(Record extracts):
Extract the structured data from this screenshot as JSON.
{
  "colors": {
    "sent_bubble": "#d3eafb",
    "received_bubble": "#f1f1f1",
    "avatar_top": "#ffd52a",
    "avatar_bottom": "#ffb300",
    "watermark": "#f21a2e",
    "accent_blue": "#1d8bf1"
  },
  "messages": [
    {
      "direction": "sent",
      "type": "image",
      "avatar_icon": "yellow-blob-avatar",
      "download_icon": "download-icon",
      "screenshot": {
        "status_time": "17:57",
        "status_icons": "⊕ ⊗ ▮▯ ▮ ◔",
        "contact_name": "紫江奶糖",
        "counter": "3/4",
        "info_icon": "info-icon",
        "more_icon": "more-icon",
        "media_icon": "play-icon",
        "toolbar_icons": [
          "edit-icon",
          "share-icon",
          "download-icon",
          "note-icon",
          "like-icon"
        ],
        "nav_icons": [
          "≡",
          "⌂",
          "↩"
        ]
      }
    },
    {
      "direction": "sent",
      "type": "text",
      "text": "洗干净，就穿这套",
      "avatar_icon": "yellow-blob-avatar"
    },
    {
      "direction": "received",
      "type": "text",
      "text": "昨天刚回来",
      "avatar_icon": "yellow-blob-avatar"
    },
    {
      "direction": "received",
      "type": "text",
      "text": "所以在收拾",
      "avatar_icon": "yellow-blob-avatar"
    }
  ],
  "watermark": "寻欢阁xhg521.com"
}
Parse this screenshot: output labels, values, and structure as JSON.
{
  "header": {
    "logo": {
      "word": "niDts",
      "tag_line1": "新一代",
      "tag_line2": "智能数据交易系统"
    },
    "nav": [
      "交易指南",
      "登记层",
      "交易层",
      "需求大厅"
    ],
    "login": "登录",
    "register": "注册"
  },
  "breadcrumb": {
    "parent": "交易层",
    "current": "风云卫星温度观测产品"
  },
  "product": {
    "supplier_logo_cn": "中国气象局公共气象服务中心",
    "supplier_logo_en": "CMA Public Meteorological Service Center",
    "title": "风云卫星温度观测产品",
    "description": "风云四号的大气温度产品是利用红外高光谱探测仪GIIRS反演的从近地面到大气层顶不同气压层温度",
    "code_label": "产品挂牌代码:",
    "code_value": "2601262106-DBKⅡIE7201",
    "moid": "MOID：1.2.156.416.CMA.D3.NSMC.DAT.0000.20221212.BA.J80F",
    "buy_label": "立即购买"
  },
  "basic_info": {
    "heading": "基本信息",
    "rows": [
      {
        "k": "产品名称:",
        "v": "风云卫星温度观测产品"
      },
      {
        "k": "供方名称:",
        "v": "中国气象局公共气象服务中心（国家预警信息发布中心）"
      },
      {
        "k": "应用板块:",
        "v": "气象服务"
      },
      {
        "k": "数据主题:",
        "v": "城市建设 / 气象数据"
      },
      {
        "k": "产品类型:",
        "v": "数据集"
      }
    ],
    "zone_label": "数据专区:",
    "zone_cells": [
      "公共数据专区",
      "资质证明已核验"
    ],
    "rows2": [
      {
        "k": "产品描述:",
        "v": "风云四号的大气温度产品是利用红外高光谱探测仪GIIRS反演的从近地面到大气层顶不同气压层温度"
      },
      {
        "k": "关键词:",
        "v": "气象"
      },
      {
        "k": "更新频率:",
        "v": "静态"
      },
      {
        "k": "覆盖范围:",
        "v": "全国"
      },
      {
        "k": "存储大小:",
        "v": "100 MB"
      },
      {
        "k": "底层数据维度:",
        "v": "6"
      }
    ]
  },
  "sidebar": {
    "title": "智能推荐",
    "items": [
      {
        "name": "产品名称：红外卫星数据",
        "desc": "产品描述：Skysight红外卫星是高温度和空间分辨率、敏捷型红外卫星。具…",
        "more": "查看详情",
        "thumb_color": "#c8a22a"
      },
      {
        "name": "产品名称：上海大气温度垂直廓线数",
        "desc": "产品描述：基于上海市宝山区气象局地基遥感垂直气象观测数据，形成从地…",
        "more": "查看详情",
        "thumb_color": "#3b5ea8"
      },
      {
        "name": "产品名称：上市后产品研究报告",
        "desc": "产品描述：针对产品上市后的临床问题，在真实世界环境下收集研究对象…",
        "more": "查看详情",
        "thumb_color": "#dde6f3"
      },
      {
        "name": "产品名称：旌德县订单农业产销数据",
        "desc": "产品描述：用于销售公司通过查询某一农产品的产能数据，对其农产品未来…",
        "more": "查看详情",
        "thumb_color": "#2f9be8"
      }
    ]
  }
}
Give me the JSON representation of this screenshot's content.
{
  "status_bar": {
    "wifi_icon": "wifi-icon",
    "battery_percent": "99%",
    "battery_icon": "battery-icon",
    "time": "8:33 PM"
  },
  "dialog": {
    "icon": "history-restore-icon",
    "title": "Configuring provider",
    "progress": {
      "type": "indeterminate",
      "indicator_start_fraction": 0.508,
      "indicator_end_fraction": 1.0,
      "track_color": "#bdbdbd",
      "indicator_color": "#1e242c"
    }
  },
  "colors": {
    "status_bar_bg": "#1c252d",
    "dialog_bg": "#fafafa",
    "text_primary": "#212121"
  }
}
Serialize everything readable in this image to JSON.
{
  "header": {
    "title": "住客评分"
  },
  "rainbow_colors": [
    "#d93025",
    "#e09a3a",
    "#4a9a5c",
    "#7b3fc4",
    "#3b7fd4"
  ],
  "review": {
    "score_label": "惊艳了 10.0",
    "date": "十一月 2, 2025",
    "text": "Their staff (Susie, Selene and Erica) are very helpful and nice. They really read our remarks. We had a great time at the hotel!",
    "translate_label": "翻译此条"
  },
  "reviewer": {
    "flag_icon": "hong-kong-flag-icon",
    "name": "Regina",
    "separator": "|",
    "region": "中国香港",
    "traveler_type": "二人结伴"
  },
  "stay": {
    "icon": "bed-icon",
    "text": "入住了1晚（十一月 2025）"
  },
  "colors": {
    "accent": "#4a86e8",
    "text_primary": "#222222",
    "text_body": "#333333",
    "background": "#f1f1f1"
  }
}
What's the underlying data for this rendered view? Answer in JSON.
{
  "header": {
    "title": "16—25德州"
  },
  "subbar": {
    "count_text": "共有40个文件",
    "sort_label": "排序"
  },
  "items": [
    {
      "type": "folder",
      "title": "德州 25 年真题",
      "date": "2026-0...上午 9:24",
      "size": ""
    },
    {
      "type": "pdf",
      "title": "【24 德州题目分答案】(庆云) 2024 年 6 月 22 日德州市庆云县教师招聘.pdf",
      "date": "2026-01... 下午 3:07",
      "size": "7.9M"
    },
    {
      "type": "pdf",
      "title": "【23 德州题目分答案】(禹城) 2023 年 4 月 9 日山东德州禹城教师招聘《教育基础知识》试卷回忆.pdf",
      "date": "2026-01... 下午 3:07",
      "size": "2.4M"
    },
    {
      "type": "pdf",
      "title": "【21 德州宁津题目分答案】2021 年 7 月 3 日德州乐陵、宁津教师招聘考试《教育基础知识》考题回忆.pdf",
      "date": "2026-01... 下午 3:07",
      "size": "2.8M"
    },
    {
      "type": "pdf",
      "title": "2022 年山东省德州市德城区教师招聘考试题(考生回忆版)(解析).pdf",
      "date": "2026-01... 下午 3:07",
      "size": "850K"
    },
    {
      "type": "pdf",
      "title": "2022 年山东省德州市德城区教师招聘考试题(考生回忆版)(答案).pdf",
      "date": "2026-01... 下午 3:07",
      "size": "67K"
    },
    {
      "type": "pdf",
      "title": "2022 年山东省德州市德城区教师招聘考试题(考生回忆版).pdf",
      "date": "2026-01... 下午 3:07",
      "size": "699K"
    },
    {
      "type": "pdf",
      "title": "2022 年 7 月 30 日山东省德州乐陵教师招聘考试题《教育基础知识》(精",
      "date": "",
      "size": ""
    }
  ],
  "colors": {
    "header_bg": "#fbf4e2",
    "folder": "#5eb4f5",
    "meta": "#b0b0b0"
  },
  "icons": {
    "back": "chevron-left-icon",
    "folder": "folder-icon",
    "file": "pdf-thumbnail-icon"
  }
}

(Exercise aim): Go through the entries above and copy every line containing "产品名称".

(Task answer):
        "k": "产品名称:",
        "name": "产品名称：红外卫星数据",
        "name": "产品名称：上海大气温度垂直廓线数",
        "name": "产品名称：上市后产品研究报告",
        "name": "产品名称：旌德县订单农业产销数据",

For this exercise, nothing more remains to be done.